OBJECTIVE :: Find out how many lines of the material contain the string "showing" and give only that figure.

Rows from a figure dataset
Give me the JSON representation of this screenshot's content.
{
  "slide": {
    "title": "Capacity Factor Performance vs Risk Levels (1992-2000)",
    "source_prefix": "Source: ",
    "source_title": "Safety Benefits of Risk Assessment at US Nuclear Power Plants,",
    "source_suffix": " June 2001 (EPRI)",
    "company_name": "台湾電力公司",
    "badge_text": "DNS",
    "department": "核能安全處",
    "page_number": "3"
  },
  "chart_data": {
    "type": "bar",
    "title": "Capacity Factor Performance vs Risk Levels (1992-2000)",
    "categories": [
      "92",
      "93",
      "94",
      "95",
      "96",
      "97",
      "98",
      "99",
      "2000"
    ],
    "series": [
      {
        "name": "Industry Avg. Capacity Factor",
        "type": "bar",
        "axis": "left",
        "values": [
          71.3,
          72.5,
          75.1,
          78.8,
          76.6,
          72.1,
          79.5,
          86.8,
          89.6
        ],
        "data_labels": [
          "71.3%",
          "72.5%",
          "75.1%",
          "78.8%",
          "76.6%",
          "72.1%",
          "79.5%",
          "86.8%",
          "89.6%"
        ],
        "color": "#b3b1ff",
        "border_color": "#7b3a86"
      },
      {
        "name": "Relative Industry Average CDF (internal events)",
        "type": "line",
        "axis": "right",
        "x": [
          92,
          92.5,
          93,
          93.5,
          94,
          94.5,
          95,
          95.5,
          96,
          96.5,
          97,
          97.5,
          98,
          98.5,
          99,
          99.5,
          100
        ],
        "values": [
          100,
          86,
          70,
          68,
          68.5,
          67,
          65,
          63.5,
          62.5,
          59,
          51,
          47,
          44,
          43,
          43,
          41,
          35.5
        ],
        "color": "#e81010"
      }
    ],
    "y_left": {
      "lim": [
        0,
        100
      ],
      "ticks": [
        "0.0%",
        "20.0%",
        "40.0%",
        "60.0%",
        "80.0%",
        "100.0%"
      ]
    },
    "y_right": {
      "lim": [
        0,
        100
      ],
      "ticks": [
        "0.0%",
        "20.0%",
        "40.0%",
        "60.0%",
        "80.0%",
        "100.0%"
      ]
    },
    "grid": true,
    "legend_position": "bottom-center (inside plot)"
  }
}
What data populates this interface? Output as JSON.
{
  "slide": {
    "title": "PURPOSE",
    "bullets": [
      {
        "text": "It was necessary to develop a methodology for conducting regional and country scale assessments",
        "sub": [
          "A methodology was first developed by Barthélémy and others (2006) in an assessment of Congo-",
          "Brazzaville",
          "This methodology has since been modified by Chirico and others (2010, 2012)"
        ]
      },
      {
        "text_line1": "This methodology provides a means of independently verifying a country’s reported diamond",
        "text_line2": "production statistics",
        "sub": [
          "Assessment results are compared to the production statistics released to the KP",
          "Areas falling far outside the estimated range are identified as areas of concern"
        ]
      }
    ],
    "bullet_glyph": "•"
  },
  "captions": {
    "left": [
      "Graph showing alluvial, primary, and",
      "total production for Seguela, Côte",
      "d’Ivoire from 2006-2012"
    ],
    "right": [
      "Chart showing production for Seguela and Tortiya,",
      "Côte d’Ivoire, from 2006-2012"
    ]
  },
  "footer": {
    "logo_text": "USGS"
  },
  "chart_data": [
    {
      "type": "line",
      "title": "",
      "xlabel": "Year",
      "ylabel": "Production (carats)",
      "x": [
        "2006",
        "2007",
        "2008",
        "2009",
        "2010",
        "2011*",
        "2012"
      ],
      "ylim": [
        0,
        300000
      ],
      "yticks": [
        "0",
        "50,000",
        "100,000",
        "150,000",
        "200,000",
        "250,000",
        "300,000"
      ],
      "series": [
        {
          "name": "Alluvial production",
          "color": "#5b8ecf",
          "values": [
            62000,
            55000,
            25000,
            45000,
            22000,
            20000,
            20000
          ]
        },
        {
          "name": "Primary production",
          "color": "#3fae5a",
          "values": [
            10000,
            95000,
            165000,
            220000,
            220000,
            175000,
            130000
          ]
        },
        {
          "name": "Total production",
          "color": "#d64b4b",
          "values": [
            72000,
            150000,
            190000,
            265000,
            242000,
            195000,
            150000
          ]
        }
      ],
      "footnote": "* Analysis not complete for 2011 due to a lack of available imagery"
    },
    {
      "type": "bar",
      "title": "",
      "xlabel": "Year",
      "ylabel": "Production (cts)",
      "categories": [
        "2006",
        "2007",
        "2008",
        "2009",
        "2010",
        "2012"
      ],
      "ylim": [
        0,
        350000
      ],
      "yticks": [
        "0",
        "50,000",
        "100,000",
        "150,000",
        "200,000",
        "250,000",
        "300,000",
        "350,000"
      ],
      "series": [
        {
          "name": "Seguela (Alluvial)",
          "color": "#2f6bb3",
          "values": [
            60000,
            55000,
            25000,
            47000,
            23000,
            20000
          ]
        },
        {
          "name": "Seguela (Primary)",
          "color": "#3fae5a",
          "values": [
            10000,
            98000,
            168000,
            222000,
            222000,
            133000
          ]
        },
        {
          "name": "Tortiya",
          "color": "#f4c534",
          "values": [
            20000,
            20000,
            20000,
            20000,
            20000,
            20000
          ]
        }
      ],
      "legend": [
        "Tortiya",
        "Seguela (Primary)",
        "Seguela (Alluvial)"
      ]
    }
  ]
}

WORKED SOLUTION :: 2